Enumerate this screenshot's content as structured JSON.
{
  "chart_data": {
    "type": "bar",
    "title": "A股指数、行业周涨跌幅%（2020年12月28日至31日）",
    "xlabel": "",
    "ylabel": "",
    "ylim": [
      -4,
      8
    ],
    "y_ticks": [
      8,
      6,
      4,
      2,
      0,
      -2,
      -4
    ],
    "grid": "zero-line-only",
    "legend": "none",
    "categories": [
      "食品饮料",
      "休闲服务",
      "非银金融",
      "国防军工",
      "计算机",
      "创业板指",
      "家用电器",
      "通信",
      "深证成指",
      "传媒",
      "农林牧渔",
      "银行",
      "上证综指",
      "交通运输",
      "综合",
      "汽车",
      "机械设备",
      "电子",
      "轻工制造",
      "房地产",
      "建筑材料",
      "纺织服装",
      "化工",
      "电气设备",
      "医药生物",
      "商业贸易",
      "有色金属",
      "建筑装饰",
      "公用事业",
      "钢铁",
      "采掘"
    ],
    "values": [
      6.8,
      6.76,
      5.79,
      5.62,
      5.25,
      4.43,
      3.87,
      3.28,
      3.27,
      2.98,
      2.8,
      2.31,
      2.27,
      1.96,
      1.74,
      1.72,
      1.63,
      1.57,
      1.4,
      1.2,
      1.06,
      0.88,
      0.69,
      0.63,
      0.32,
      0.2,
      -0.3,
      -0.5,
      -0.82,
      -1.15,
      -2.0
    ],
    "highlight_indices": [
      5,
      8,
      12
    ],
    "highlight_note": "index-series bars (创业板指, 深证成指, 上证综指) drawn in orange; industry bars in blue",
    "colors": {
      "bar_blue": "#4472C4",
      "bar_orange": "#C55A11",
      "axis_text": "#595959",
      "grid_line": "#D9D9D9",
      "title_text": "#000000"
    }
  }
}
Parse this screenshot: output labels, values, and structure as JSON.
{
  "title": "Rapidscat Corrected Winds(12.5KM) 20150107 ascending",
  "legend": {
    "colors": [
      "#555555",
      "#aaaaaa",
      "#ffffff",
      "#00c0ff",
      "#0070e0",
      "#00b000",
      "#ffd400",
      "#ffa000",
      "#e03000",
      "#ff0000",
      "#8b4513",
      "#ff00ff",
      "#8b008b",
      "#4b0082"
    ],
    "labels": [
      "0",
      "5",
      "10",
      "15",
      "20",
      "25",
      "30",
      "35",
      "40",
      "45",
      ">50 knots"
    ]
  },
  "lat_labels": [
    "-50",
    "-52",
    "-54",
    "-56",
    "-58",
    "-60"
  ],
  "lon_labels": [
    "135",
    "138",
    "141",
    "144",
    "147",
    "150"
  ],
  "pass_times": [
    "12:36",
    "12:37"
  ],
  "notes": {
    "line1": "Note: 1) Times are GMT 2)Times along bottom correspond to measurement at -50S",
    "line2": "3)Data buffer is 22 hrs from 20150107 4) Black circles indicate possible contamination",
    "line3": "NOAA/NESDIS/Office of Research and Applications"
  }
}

________________________________________

Work required: Repeat exactly, and only, the lines from the one containing "Parse this screenshot: output" through the end of the material.

Output for this task:
Parse this screenshot: output labels, values, and structure as JSON.
{
  "title": "Rapidscat Corrected Winds(12.5KM) 20150107 ascending",
  "legend": {
    "colors": [
      "#555555",
      "#aaaaaa",
      "#ffffff",
      "#00c0ff",
      "#0070e0",
      "#00b000",
      "#ffd400",
      "#ffa000",
      "#e03000",
      "#ff0000",
      "#8b4513",
      "#ff00ff",
      "#8b008b",
      "#4b0082"
    ],
    "labels": [
      "0",
      "5",
      "10",
      "15",
      "20",
      "25",
      "30",
      "35",
      "40",
      "45",
      ">50 knots"
    ]
  },
  "lat_labels": [
    "-50",
    "-52",
    "-54",
    "-56",
    "-58",
    "-60"
  ],
  "lon_labels": [
    "135",
    "138",
    "141",
    "144",
    "147",
    "150"
  ],
  "pass_times": [
    "12:36",
    "12:37"
  ],
  "notes": {
    "line1": "Note: 1) Times are GMT 2)Times along bottom correspond to measurement at -50S",
    "line2": "3)Data buffer is 22 hrs from 20150107 4) Black circles indicate possible contamination",
    "line3": "NOAA/NESDIS/Office of Research and Applications"
  }
}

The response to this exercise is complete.